Every record here should be printed again exactly.
** start of Data for this exercise **
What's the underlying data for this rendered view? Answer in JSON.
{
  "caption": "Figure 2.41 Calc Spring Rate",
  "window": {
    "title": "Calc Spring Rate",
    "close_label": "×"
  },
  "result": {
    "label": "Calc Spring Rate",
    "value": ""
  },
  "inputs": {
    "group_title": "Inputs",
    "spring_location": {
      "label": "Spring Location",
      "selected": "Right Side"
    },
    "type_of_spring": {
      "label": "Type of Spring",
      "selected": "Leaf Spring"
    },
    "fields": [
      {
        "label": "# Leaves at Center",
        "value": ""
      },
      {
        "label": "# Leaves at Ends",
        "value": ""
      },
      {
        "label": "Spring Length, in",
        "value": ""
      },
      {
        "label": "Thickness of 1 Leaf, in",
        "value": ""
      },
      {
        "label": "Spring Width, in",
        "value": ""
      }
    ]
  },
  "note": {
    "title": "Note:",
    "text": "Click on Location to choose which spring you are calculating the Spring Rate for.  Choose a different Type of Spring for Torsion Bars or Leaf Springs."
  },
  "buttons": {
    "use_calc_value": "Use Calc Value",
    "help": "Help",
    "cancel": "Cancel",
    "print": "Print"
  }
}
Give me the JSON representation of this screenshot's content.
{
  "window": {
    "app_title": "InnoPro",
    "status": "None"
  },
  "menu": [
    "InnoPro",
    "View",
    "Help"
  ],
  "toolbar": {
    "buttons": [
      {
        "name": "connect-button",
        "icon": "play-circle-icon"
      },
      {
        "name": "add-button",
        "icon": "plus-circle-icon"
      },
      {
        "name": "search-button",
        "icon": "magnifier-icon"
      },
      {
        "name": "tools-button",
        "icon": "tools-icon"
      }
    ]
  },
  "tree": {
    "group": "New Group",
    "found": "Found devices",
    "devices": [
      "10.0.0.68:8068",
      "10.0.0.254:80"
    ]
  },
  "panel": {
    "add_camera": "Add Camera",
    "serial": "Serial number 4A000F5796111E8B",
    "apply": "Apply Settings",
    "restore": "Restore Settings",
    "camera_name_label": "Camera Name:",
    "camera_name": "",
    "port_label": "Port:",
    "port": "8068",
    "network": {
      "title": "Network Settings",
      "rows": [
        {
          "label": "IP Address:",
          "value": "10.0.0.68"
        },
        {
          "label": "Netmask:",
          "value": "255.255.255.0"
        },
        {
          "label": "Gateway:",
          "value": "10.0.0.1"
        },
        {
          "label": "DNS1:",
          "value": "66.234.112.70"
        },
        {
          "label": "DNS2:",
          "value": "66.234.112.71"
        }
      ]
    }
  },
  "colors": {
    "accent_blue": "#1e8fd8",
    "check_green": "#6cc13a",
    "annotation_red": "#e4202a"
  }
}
** end of Data for this exercise **
→ **The reply**:
What's the underlying data for this rendered view? Answer in JSON.
{
  "caption": "Figure 2.41 Calc Spring Rate",
  "window": {
    "title": "Calc Spring Rate",
    "close_label": "×"
  },
  "result": {
    "label": "Calc Spring Rate",
    "value": ""
  },
  "inputs": {
    "group_title": "Inputs",
    "spring_location": {
      "label": "Spring Location",
      "selected": "Right Side"
    },
    "type_of_spring": {
      "label": "Type of Spring",
      "selected": "Leaf Spring"
    },
    "fields": [
      {
        "label": "# Leaves at Center",
        "value": ""
      },
      {
        "label": "# Leaves at Ends",
        "value": ""
      },
      {
        "label": "Spring Length, in",
        "value": ""
      },
      {
        "label": "Thickness of 1 Leaf, in",
        "value": ""
      },
      {
        "label": "Spring Width, in",
        "value": ""
      }
    ]
  },
  "note": {
    "title": "Note:",
    "text": "Click on Location to choose which spring you are calculating the Spring Rate for.  Choose a different Type of Spring for Torsion Bars or Leaf Springs."
  },
  "buttons": {
    "use_calc_value": "Use Calc Value",
    "help": "Help",
    "cancel": "Cancel",
    "print": "Print"
  }
}
Give me the JSON representation of this screenshot's content.
{
  "window": {
    "app_title": "InnoPro",
    "status": "None"
  },
  "menu": [
    "InnoPro",
    "View",
    "Help"
  ],
  "toolbar": {
    "buttons": [
      {
        "name": "connect-button",
        "icon": "play-circle-icon"
      },
      {
        "name": "add-button",
        "icon": "plus-circle-icon"
      },
      {
        "name": "search-button",
        "icon": "magnifier-icon"
      },
      {
        "name": "tools-button",
        "icon": "tools-icon"
      }
    ]
  },
  "tree": {
    "group": "New Group",
    "found": "Found devices",
    "devices": [
      "10.0.0.68:8068",
      "10.0.0.254:80"
    ]
  },
  "panel": {
    "add_camera": "Add Camera",
    "serial": "Serial number 4A000F5796111E8B",
    "apply": "Apply Settings",
    "restore": "Restore Settings",
    "camera_name_label": "Camera Name:",
    "camera_name": "",
    "port_label": "Port:",
    "port": "8068",
    "network": {
      "title": "Network Settings",
      "rows": [
        {
          "label": "IP Address:",
          "value": "10.0.0.68"
        },
        {
          "label": "Netmask:",
          "value": "255.255.255.0"
        },
        {
          "label": "Gateway:",
          "value": "10.0.0.1"
        },
        {
          "label": "DNS1:",
          "value": "66.234.112.70"
        },
        {
          "label": "DNS2:",
          "value": "66.234.112.71"
        }
      ]
    }
  },
  "colors": {
    "accent_blue": "#1e8fd8",
    "check_green": "#6cc13a",
    "annotation_red": "#e4202a"
  }
}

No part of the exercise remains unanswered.